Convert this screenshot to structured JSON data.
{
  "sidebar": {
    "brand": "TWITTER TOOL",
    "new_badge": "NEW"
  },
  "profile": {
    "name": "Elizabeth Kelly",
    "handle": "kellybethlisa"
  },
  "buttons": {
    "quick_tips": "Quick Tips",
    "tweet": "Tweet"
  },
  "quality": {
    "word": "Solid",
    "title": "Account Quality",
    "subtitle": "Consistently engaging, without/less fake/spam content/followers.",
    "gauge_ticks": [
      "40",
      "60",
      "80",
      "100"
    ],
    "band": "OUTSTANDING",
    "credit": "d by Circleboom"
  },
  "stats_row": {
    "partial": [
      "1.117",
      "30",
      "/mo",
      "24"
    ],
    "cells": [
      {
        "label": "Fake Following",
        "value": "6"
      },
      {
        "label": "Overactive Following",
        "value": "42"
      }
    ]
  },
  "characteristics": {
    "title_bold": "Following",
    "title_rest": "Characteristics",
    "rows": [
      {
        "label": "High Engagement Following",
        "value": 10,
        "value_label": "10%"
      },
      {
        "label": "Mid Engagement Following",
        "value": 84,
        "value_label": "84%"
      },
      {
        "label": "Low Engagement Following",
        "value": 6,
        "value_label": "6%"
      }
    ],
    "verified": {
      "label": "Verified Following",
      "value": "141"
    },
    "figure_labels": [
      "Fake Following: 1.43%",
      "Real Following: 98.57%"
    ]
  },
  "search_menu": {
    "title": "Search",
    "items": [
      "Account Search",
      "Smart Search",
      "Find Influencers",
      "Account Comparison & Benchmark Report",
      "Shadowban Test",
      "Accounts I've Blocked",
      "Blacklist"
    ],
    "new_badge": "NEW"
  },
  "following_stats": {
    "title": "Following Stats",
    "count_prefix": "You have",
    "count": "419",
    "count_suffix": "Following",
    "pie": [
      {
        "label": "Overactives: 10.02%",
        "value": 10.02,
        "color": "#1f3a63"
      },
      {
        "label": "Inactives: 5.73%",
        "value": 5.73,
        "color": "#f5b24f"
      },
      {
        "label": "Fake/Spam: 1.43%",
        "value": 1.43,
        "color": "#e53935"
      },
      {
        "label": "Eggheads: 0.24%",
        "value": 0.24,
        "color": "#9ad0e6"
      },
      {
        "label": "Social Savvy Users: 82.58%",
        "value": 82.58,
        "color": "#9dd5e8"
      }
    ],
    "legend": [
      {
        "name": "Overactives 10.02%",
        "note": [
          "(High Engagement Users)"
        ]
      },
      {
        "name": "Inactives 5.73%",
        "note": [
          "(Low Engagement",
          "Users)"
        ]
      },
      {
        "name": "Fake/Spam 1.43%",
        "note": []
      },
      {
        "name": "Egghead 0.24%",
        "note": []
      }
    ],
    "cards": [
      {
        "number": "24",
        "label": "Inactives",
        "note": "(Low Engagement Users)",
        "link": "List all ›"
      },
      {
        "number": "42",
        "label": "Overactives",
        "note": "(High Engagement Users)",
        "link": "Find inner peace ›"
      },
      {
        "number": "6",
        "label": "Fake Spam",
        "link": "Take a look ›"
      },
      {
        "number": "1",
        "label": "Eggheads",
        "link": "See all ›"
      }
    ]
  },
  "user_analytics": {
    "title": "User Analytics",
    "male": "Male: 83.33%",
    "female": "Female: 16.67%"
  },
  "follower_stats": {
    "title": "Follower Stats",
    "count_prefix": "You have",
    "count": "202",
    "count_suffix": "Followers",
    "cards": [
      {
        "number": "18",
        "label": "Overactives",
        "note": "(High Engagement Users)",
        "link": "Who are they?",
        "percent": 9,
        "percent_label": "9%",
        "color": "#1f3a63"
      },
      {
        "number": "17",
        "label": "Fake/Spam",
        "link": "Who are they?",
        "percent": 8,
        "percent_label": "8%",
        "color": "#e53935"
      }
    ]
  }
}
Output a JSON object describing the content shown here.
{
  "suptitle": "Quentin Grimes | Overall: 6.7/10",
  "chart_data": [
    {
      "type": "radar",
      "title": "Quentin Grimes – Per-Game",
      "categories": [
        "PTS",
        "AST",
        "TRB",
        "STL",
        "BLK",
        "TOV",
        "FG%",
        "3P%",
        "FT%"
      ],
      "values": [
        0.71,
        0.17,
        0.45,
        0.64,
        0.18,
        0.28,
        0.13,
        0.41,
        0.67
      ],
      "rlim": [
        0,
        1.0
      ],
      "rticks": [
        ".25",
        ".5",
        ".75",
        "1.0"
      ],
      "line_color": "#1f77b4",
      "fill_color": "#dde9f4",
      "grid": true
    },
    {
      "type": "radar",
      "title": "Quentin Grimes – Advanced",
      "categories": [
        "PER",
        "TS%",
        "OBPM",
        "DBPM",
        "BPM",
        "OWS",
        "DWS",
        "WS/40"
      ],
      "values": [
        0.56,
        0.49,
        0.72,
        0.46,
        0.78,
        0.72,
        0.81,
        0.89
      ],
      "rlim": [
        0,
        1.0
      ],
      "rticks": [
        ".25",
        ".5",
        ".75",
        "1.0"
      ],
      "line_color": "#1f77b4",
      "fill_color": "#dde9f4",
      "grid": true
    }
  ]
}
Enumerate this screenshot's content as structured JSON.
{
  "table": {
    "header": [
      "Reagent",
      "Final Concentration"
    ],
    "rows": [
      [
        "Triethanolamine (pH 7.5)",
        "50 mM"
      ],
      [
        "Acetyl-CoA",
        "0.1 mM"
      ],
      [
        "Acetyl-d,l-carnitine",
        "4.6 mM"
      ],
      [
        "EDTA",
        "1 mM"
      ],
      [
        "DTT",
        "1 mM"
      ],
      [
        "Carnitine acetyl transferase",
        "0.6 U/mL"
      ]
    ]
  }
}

* **Task details**
Repeat exactly the lines from the line containing "Enumerate this screenshot's" through the last line of the records above, including both, and nothing else.

* **Solution for this problem**
Enumerate this screenshot's content as structured JSON.
{
  "table": {
    "header": [
      "Reagent",
      "Final Concentration"
    ],
    "rows": [
      [
        "Triethanolamine (pH 7.5)",
        "50 mM"
      ],
      [
        "Acetyl-CoA",
        "0.1 mM"
      ],
      [
        "Acetyl-d,l-carnitine",
        "4.6 mM"
      ],
      [
        "EDTA",
        "1 mM"
      ],
      [
        "DTT",
        "1 mM"
      ],
      [
        "Carnitine acetyl transferase",
        "0.6 U/mL"
      ]
    ]
  }
}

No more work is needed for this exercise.